## Input records
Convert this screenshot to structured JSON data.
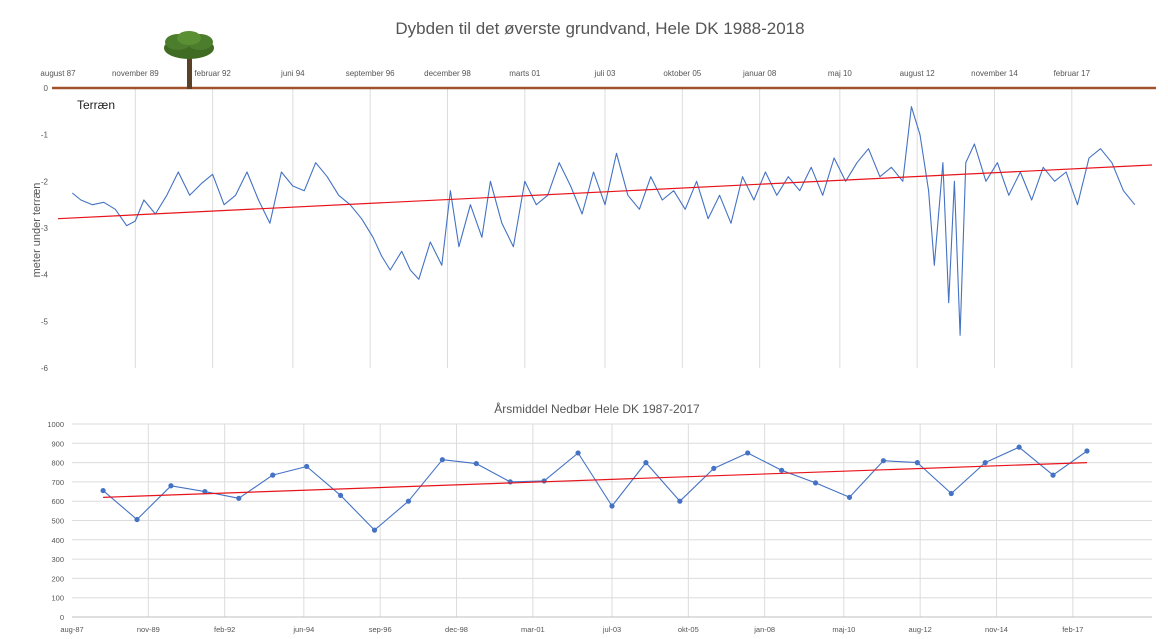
{
  "chart_data": [
    {
      "type": "line",
      "title": "Dybden til det øverste grundvand, Hele DK 1988-2018",
      "ylabel": "meter under terræn",
      "annotation": "Terræn",
      "icon": "tree-icon",
      "ylim": [
        -6,
        0
      ],
      "yticks": [
        0,
        -1,
        -2,
        -3,
        -4,
        -5,
        -6
      ],
      "xlim": [
        "1987-08",
        "2019-06"
      ],
      "x_ticks": [
        {
          "label": "august 87",
          "date": "1987-08"
        },
        {
          "label": "november 89",
          "date": "1989-11"
        },
        {
          "label": "februar 92",
          "date": "1992-02"
        },
        {
          "label": "juni 94",
          "date": "1994-06"
        },
        {
          "label": "september 96",
          "date": "1996-09"
        },
        {
          "label": "december 98",
          "date": "1998-12"
        },
        {
          "label": "marts 01",
          "date": "2001-03"
        },
        {
          "label": "juli 03",
          "date": "2003-07"
        },
        {
          "label": "oktober 05",
          "date": "2005-10"
        },
        {
          "label": "januar 08",
          "date": "2008-01"
        },
        {
          "label": "maj 10",
          "date": "2010-05"
        },
        {
          "label": "august 12",
          "date": "2012-08"
        },
        {
          "label": "november 14",
          "date": "2014-11"
        },
        {
          "label": "februar 17",
          "date": "2017-02"
        }
      ],
      "series": [
        {
          "color": "#4472c4",
          "points": [
            [
              "1988-01",
              -2.25
            ],
            [
              "1988-04",
              -2.4
            ],
            [
              "1988-08",
              -2.5
            ],
            [
              "1988-12",
              -2.45
            ],
            [
              "1989-04",
              -2.6
            ],
            [
              "1989-08",
              -2.95
            ],
            [
              "1989-11",
              -2.85
            ],
            [
              "1990-02",
              -2.4
            ],
            [
              "1990-06",
              -2.7
            ],
            [
              "1990-10",
              -2.3
            ],
            [
              "1991-02",
              -1.8
            ],
            [
              "1991-06",
              -2.3
            ],
            [
              "1991-10",
              -2.05
            ],
            [
              "1992-02",
              -1.85
            ],
            [
              "1992-06",
              -2.5
            ],
            [
              "1992-10",
              -2.3
            ],
            [
              "1993-02",
              -1.8
            ],
            [
              "1993-06",
              -2.4
            ],
            [
              "1993-10",
              -2.9
            ],
            [
              "1994-02",
              -1.8
            ],
            [
              "1994-06",
              -2.1
            ],
            [
              "1994-10",
              -2.2
            ],
            [
              "1995-02",
              -1.6
            ],
            [
              "1995-06",
              -1.9
            ],
            [
              "1995-10",
              -2.3
            ],
            [
              "1996-02",
              -2.5
            ],
            [
              "1996-06",
              -2.8
            ],
            [
              "1996-10",
              -3.2
            ],
            [
              "1997-01",
              -3.6
            ],
            [
              "1997-04",
              -3.9
            ],
            [
              "1997-08",
              -3.5
            ],
            [
              "1997-11",
              -3.9
            ],
            [
              "1998-02",
              -4.1
            ],
            [
              "1998-06",
              -3.3
            ],
            [
              "1998-10",
              -3.8
            ],
            [
              "1999-01",
              -2.2
            ],
            [
              "1999-04",
              -3.4
            ],
            [
              "1999-08",
              -2.5
            ],
            [
              "1999-12",
              -3.2
            ],
            [
              "2000-03",
              -2.0
            ],
            [
              "2000-07",
              -2.9
            ],
            [
              "2000-11",
              -3.4
            ],
            [
              "2001-03",
              -2.0
            ],
            [
              "2001-07",
              -2.5
            ],
            [
              "2001-11",
              -2.3
            ],
            [
              "2002-03",
              -1.6
            ],
            [
              "2002-07",
              -2.1
            ],
            [
              "2002-11",
              -2.7
            ],
            [
              "2003-03",
              -1.8
            ],
            [
              "2003-07",
              -2.5
            ],
            [
              "2003-11",
              -1.4
            ],
            [
              "2004-03",
              -2.3
            ],
            [
              "2004-07",
              -2.6
            ],
            [
              "2004-11",
              -1.9
            ],
            [
              "2005-03",
              -2.4
            ],
            [
              "2005-07",
              -2.2
            ],
            [
              "2005-11",
              -2.6
            ],
            [
              "2006-03",
              -2.0
            ],
            [
              "2006-07",
              -2.8
            ],
            [
              "2006-11",
              -2.3
            ],
            [
              "2007-03",
              -2.9
            ],
            [
              "2007-07",
              -1.9
            ],
            [
              "2007-11",
              -2.4
            ],
            [
              "2008-03",
              -1.8
            ],
            [
              "2008-07",
              -2.3
            ],
            [
              "2008-11",
              -1.9
            ],
            [
              "2009-03",
              -2.2
            ],
            [
              "2009-07",
              -1.7
            ],
            [
              "2009-11",
              -2.3
            ],
            [
              "2010-03",
              -1.5
            ],
            [
              "2010-07",
              -2.0
            ],
            [
              "2010-11",
              -1.6
            ],
            [
              "2011-03",
              -1.3
            ],
            [
              "2011-07",
              -1.9
            ],
            [
              "2011-11",
              -1.7
            ],
            [
              "2012-03",
              -2.0
            ],
            [
              "2012-06",
              -0.4
            ],
            [
              "2012-09",
              -1.0
            ],
            [
              "2012-12",
              -2.2
            ],
            [
              "2013-02",
              -3.8
            ],
            [
              "2013-05",
              -1.6
            ],
            [
              "2013-07",
              -4.6
            ],
            [
              "2013-09",
              -2.0
            ],
            [
              "2013-11",
              -5.3
            ],
            [
              "2014-01",
              -1.6
            ],
            [
              "2014-04",
              -1.2
            ],
            [
              "2014-08",
              -2.0
            ],
            [
              "2014-12",
              -1.6
            ],
            [
              "2015-04",
              -2.3
            ],
            [
              "2015-08",
              -1.8
            ],
            [
              "2015-12",
              -2.4
            ],
            [
              "2016-04",
              -1.7
            ],
            [
              "2016-08",
              -2.0
            ],
            [
              "2016-12",
              -1.8
            ],
            [
              "2017-04",
              -2.5
            ],
            [
              "2017-08",
              -1.5
            ],
            [
              "2017-12",
              -1.3
            ],
            [
              "2018-04",
              -1.6
            ],
            [
              "2018-08",
              -2.2
            ],
            [
              "2018-12",
              -2.5
            ]
          ]
        }
      ],
      "trend": {
        "color": "#e8141b",
        "start": [
          "1987-08",
          -2.8
        ],
        "end": [
          "2019-06",
          -1.65
        ]
      }
    },
    {
      "type": "line",
      "title": "Årsmiddel Nedbør Hele DK 1987-2017",
      "ylim": [
        0,
        1000
      ],
      "yticks": [
        0,
        100,
        200,
        300,
        400,
        500,
        600,
        700,
        800,
        900,
        1000
      ],
      "xlim": [
        "1987-08",
        "2019-06"
      ],
      "x_ticks": [
        {
          "label": "aug-87",
          "date": "1987-08"
        },
        {
          "label": "nov-89",
          "date": "1989-11"
        },
        {
          "label": "feb-92",
          "date": "1992-02"
        },
        {
          "label": "jun-94",
          "date": "1994-06"
        },
        {
          "label": "sep-96",
          "date": "1996-09"
        },
        {
          "label": "dec-98",
          "date": "1998-12"
        },
        {
          "label": "mar-01",
          "date": "2001-03"
        },
        {
          "label": "jul-03",
          "date": "2003-07"
        },
        {
          "label": "okt-05",
          "date": "2005-10"
        },
        {
          "label": "jan-08",
          "date": "2008-01"
        },
        {
          "label": "maj-10",
          "date": "2010-05"
        },
        {
          "label": "aug-12",
          "date": "2012-08"
        },
        {
          "label": "nov-14",
          "date": "2014-11"
        },
        {
          "label": "feb-17",
          "date": "2017-02"
        }
      ],
      "series": [
        {
          "color": "#4472c4",
          "points": [
            [
              "1988-07",
              655
            ],
            [
              "1989-07",
              505
            ],
            [
              "1990-07",
              680
            ],
            [
              "1991-07",
              650
            ],
            [
              "1992-07",
              615
            ],
            [
              "1993-07",
              735
            ],
            [
              "1994-07",
              780
            ],
            [
              "1995-07",
              630
            ],
            [
              "1996-07",
              450
            ],
            [
              "1997-07",
              600
            ],
            [
              "1998-07",
              815
            ],
            [
              "1999-07",
              795
            ],
            [
              "2000-07",
              700
            ],
            [
              "2001-07",
              705
            ],
            [
              "2002-07",
              850
            ],
            [
              "2003-07",
              575
            ],
            [
              "2004-07",
              800
            ],
            [
              "2005-07",
              600
            ],
            [
              "2006-07",
              770
            ],
            [
              "2007-07",
              850
            ],
            [
              "2008-07",
              760
            ],
            [
              "2009-07",
              695
            ],
            [
              "2010-07",
              620
            ],
            [
              "2011-07",
              810
            ],
            [
              "2012-07",
              800
            ],
            [
              "2013-07",
              640
            ],
            [
              "2014-07",
              800
            ],
            [
              "2015-07",
              880
            ],
            [
              "2016-07",
              735
            ],
            [
              "2017-07",
              860
            ]
          ]
        }
      ],
      "trend": {
        "color": "#e8141b",
        "start": [
          "1988-07",
          620
        ],
        "end": [
          "2017-07",
          800
        ]
      }
    }
  ]
}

## Stated task
Copy out all lines that carry the word "title".

## Solution to the problem
      "title": "Dybden til det øverste grundvand, Hele DK 1988-2018",
      "title": "Årsmiddel Nedbør Hele DK 1987-2017",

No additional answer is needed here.